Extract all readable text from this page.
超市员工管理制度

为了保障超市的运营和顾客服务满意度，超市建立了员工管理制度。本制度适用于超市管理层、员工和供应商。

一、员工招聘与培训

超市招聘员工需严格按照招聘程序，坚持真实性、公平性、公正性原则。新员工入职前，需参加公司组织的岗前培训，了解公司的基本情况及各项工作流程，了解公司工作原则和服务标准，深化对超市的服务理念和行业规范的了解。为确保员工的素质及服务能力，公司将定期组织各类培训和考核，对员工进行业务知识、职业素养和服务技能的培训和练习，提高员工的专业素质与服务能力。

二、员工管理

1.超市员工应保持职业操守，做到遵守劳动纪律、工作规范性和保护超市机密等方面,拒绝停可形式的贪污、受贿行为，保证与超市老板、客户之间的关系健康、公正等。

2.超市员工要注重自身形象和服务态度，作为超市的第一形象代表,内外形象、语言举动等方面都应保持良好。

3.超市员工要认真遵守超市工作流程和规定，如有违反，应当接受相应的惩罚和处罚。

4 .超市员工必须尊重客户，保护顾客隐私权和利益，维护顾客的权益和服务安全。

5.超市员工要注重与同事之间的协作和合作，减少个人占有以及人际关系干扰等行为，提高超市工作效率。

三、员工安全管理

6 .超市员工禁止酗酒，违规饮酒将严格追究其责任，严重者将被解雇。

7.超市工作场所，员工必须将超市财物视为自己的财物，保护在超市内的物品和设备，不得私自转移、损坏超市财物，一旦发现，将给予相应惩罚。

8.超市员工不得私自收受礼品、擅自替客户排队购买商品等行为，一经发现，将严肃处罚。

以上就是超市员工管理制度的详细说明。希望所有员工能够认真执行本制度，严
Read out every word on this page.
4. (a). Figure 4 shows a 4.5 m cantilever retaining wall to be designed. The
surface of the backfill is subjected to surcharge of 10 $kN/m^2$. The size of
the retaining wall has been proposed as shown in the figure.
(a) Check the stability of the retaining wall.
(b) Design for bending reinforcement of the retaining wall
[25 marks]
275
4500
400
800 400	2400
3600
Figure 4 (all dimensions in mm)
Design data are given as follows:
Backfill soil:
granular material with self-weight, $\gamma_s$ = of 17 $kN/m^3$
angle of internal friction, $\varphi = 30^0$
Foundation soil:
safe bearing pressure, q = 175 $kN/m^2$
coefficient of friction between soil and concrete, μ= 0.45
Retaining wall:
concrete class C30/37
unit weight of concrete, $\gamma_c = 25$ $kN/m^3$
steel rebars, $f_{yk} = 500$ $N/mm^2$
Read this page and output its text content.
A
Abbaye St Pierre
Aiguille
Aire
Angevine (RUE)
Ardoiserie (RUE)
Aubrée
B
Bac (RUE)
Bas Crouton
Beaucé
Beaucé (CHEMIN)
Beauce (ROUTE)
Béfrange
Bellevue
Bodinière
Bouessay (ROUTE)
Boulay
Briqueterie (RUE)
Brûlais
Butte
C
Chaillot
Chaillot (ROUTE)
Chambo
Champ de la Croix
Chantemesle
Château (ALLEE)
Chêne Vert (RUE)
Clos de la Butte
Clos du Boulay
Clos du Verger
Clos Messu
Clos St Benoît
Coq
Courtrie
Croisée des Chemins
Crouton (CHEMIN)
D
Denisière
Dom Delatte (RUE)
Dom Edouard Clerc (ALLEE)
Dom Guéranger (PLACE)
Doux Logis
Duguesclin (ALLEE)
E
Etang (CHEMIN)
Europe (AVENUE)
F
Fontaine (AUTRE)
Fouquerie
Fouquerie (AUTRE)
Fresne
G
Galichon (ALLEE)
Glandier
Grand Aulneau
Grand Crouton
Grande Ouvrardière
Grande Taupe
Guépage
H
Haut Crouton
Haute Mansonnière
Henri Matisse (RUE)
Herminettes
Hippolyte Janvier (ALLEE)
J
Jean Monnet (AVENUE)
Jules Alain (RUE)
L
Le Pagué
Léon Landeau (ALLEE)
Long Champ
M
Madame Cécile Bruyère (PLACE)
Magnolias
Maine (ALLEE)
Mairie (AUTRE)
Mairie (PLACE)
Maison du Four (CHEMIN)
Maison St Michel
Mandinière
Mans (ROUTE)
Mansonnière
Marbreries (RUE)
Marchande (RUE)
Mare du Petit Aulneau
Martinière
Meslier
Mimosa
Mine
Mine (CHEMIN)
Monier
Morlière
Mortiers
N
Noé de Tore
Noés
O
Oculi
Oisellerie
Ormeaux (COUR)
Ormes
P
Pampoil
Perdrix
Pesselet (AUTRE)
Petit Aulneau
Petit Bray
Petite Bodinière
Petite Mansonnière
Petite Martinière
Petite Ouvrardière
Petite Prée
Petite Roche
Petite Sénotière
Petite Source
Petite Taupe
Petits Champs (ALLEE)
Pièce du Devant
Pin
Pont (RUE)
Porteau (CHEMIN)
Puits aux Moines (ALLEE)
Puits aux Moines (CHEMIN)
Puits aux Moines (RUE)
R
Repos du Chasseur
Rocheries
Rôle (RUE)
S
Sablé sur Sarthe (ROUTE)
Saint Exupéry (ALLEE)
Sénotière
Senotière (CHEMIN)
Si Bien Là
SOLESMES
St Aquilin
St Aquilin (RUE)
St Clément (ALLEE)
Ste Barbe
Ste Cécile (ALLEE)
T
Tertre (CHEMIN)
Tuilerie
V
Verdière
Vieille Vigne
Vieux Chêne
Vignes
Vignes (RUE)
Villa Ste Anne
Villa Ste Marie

-- -- --

_Work required:_ Copy out each record, keeping every word as it is.

_Correct answer:_
Extract all readable text from this page.
超市员工管理制度

为了保障超市的运营和顾客服务满意度，超市建立了员工管理制度。本制度适用于超市管理层、员工和供应商。

一、员工招聘与培训

超市招聘员工需严格按照招聘程序，坚持真实性、公平性、公正性原则。新员工入职前，需参加公司组织的岗前培训，了解公司的基本情况及各项工作流程，了解公司工作原则和服务标准，深化对超市的服务理念和行业规范的了解。为确保员工的素质及服务能力，公司将定期组织各类培训和考核，对员工进行业务知识、职业素养和服务技能的培训和练习，提高员工的专业素质与服务能力。

二、员工管理

1.超市员工应保持职业操守，做到遵守劳动纪律、工作规范性和保护超市机密等方面,拒绝停可形式的贪污、受贿行为，保证与超市老板、客户之间的关系健康、公正等。

2.超市员工要注重自身形象和服务态度，作为超市的第一形象代表,内外形象、语言举动等方面都应保持良好。

3.超市员工要认真遵守超市工作流程和规定，如有违反，应当接受相应的惩罚和处罚。

4 .超市员工必须尊重客户，保护顾客隐私权和利益，维护顾客的权益和服务安全。

5.超市员工要注重与同事之间的协作和合作，减少个人占有以及人际关系干扰等行为，提高超市工作效率。

三、员工安全管理

6 .超市员工禁止酗酒，违规饮酒将严格追究其责任，严重者将被解雇。

7.超市工作场所，员工必须将超市财物视为自己的财物，保护在超市内的物品和设备，不得私自转移、损坏超市财物，一旦发现，将给予相应惩罚。

8.超市员工不得私自收受礼品、擅自替客户排队购买商品等行为，一经发现，将严肃处罚。

以上就是超市员工管理制度的详细说明。希望所有员工能够认真执行本制度，严
Read out every word on this page.
4. (a). Figure 4 shows a 4.5 m cantilever retaining wall to be designed. The
surface of the backfill is subjected to surcharge of 10 $kN/m^2$. The size of
the retaining wall has been proposed as shown in the figure.
(a) Check the stability of the retaining wall.
(b) Design for bending reinforcement of the retaining wall
[25 marks]
275
4500
400
800 400	2400
3600
Figure 4 (all dimensions in mm)
Design data are given as follows:
Backfill soil:
granular material with self-weight, $\gamma_s$ = of 17 $kN/m^3$
angle of internal friction, $\varphi = 30^0$
Foundation soil:
safe bearing pressure, q = 175 $kN/m^2$
coefficient of friction between soil and concrete, μ= 0.45
Retaining wall:
concrete class C30/37
unit weight of concrete, $\gamma_c = 25$ $kN/m^3$
steel rebars, $f_{yk} = 500$ $N/mm^2$
Read this page and output its text content.
A
Abbaye St Pierre
Aiguille
Aire
Angevine (RUE)
Ardoiserie (RUE)
Aubrée
B
Bac (RUE)
Bas Crouton
Beaucé
Beaucé (CHEMIN)
Beauce (ROUTE)
Béfrange
Bellevue
Bodinière
Bouessay (ROUTE)
Boulay
Briqueterie (RUE)
Brûlais
Butte
C
Chaillot
Chaillot (ROUTE)
Chambo
Champ de la Croix
Chantemesle
Château (ALLEE)
Chêne Vert (RUE)
Clos de la Butte
Clos du Boulay
Clos du Verger
Clos Messu
Clos St Benoît
Coq
Courtrie
Croisée des Chemins
Crouton (CHEMIN)
D
Denisière
Dom Delatte (RUE)
Dom Edouard Clerc (ALLEE)
Dom Guéranger (PLACE)
Doux Logis
Duguesclin (ALLEE)
E
Etang (CHEMIN)
Europe (AVENUE)
F
Fontaine (AUTRE)
Fouquerie
Fouquerie (AUTRE)
Fresne
G
Galichon (ALLEE)
Glandier
Grand Aulneau
Grand Crouton
Grande Ouvrardière
Grande Taupe
Guépage
H
Haut Crouton
Haute Mansonnière
Henri Matisse (RUE)
Herminettes
Hippolyte Janvier (ALLEE)
J
Jean Monnet (AVENUE)
Jules Alain (RUE)
L
Le Pagué
Léon Landeau (ALLEE)
Long Champ
M
Madame Cécile Bruyère (PLACE)
Magnolias
Maine (ALLEE)
Mairie (AUTRE)
Mairie (PLACE)
Maison du Four (CHEMIN)
Maison St Michel
Mandinière
Mans (ROUTE)
Mansonnière
Marbreries (RUE)
Marchande (RUE)
Mare du Petit Aulneau
Martinière
Meslier
Mimosa
Mine
Mine (CHEMIN)
Monier
Morlière
Mortiers
N
Noé de Tore
Noés
O
Oculi
Oisellerie
Ormeaux (COUR)
Ormes
P
Pampoil
Perdrix
Pesselet (AUTRE)
Petit Aulneau
Petit Bray
Petite Bodinière
Petite Mansonnière
Petite Martinière
Petite Ouvrardière
Petite Prée
Petite Roche
Petite Sénotière
Petite Source
Petite Taupe
Petits Champs (ALLEE)
Pièce du Devant
Pin
Pont (RUE)
Porteau (CHEMIN)
Puits aux Moines (ALLEE)
Puits aux Moines (CHEMIN)
Puits aux Moines (RUE)
R
Repos du Chasseur
Rocheries
Rôle (RUE)
S
Sablé sur Sarthe (ROUTE)
Saint Exupéry (ALLEE)
Sénotière
Senotière (CHEMIN)
Si Bien Là
SOLESMES
St Aquilin
St Aquilin (RUE)
St Clément (ALLEE)
Ste Barbe
Ste Cécile (ALLEE)
T
Tertre (CHEMIN)
Tuilerie
V
Verdière
Vieille Vigne
Vieux Chêne
Vignes
Vignes (RUE)
Villa Ste Anne
Villa Ste Marie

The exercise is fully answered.